>>

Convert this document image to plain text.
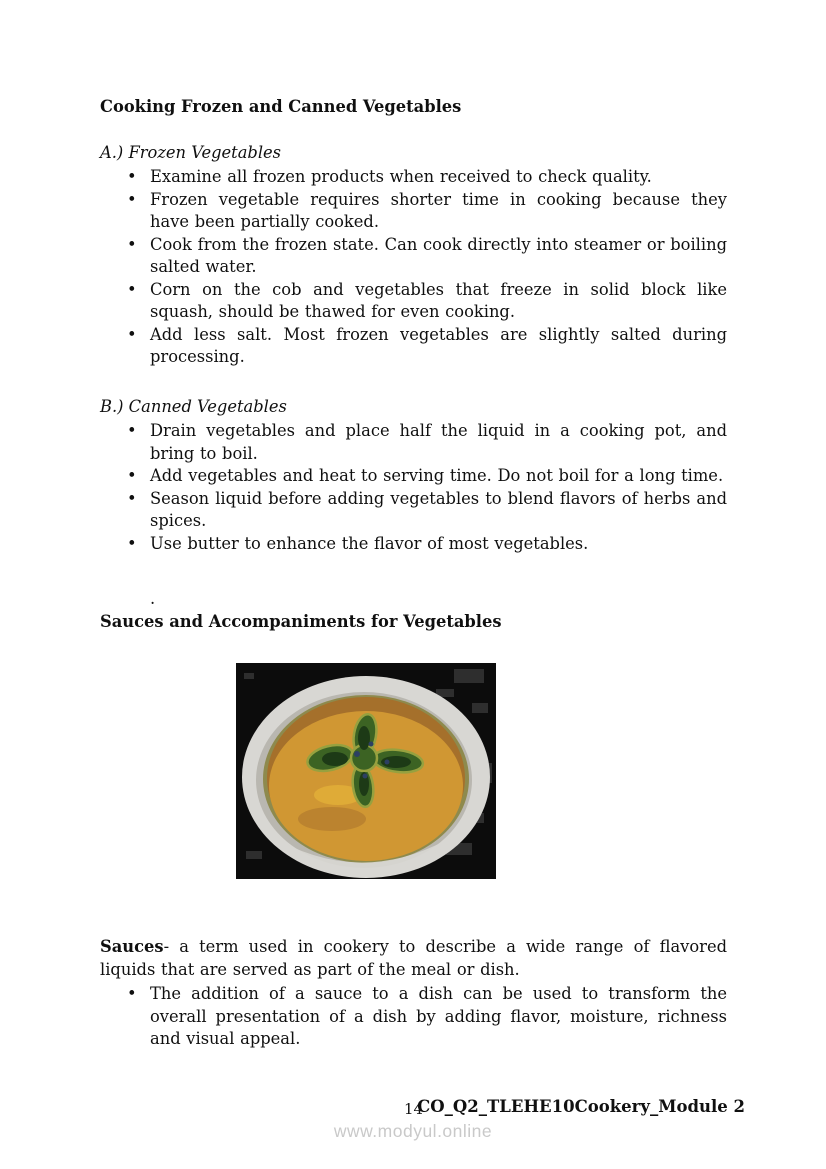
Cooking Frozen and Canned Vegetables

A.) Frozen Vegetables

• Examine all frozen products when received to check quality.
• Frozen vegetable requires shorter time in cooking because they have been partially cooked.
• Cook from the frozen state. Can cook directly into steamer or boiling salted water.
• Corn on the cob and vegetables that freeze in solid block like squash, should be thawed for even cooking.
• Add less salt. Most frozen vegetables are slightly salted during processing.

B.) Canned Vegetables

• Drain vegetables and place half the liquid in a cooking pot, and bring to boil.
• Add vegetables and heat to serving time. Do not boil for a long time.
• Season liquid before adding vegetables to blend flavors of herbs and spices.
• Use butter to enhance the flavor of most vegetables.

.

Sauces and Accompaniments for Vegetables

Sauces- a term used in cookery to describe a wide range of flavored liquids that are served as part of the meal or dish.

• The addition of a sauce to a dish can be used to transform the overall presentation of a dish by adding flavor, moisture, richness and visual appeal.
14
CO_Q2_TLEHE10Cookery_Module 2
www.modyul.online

<<

• _What to produce_
Say, as a bare number, how many lines in the entries above include the string "dish".

• _Response below_
2